(Required work):
Please give the entries again in full and exactly, without any picture.

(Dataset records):

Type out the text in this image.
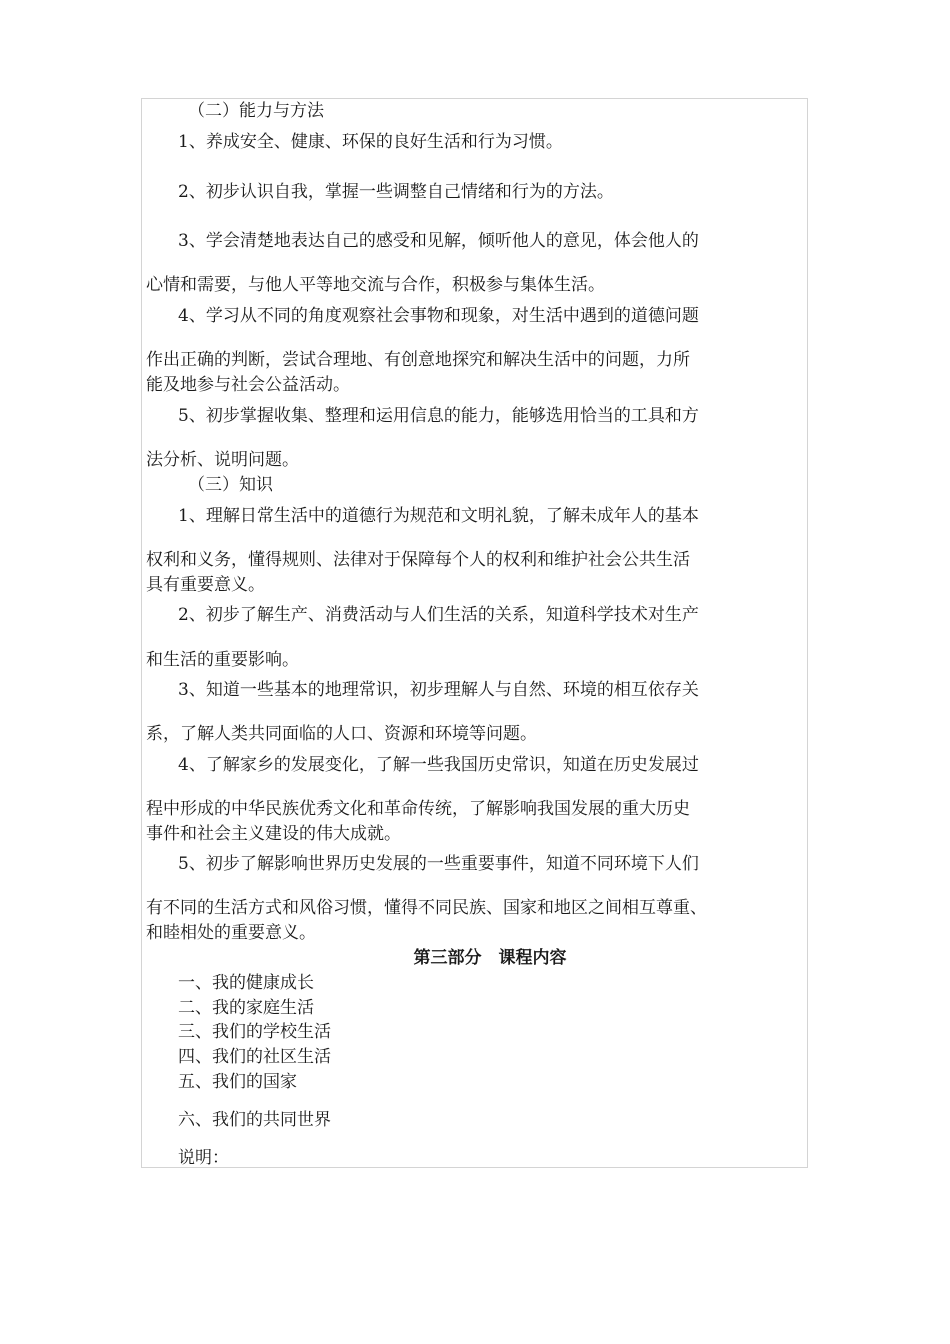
（二）能力与方法
1、养成安全、健康、环保的良好生活和行为习惯。
2、初步认识自我，掌握一些调整自己情绪和行为的方法。
3、学会清楚地表达自己的感受和见解，倾听他人的意见，体会他人的
心情和需要，与他人平等地交流与合作，积极参与集体生活。
4、学习从不同的角度观察社会事物和现象，对生活中遇到的道德问题
作出正确的判断，尝试合理地、有创意地探究和解决生活中的问题，力所
能及地参与社会公益活动。
5、初步掌握收集、整理和运用信息的能力，能够选用恰当的工具和方
法分析、说明问题。
（三）知识
1、理解日常生活中的道德行为规范和文明礼貌，了解未成年人的基本
权利和义务，懂得规则、法律对于保障每个人的权利和维护社会公共生活
具有重要意义。
2、初步了解生产、消费活动与人们生活的关系，知道科学技术对生产
和生活的重要影响。
3、知道一些基本的地理常识，初步理解人与自然、环境的相互依存关
系，了解人类共同面临的人口、资源和环境等问题。
4、了解家乡的发展变化，了解一些我国历史常识，知道在历史发展过
程中形成的中华民族优秀文化和革命传统，了解影响我国发展的重大历史
事件和社会主义建设的伟大成就。
5、初步了解影响世界历史发展的一些重要事件，知道不同环境下人们
有不同的生活方式和风俗习惯，懂得不同民族、国家和地区之间相互尊重、
和睦相处的重要意义。
第三部分　课程内容
一、我的健康成长
二、我的家庭生活
三、我们的学校生活
四、我们的社区生活
五、我们的国家
六、我们的共同世界
说明：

(Solution to the exercise):
Type out the text in this image.
（二）能力与方法
1、养成安全、健康、环保的良好生活和行为习惯。
2、初步认识自我，掌握一些调整自己情绪和行为的方法。
3、学会清楚地表达自己的感受和见解，倾听他人的意见，体会他人的
心情和需要，与他人平等地交流与合作，积极参与集体生活。
4、学习从不同的角度观察社会事物和现象，对生活中遇到的道德问题
作出正确的判断，尝试合理地、有创意地探究和解决生活中的问题，力所
能及地参与社会公益活动。
5、初步掌握收集、整理和运用信息的能力，能够选用恰当的工具和方
法分析、说明问题。
（三）知识
1、理解日常生活中的道德行为规范和文明礼貌，了解未成年人的基本
权利和义务，懂得规则、法律对于保障每个人的权利和维护社会公共生活
具有重要意义。
2、初步了解生产、消费活动与人们生活的关系，知道科学技术对生产
和生活的重要影响。
3、知道一些基本的地理常识，初步理解人与自然、环境的相互依存关
系，了解人类共同面临的人口、资源和环境等问题。
4、了解家乡的发展变化，了解一些我国历史常识，知道在历史发展过
程中形成的中华民族优秀文化和革命传统，了解影响我国发展的重大历史
事件和社会主义建设的伟大成就。
5、初步了解影响世界历史发展的一些重要事件，知道不同环境下人们
有不同的生活方式和风俗习惯，懂得不同民族、国家和地区之间相互尊重、
和睦相处的重要意义。
第三部分　课程内容
一、我的健康成长
二、我的家庭生活
三、我们的学校生活
四、我们的社区生活
五、我们的国家
六、我们的共同世界
说明：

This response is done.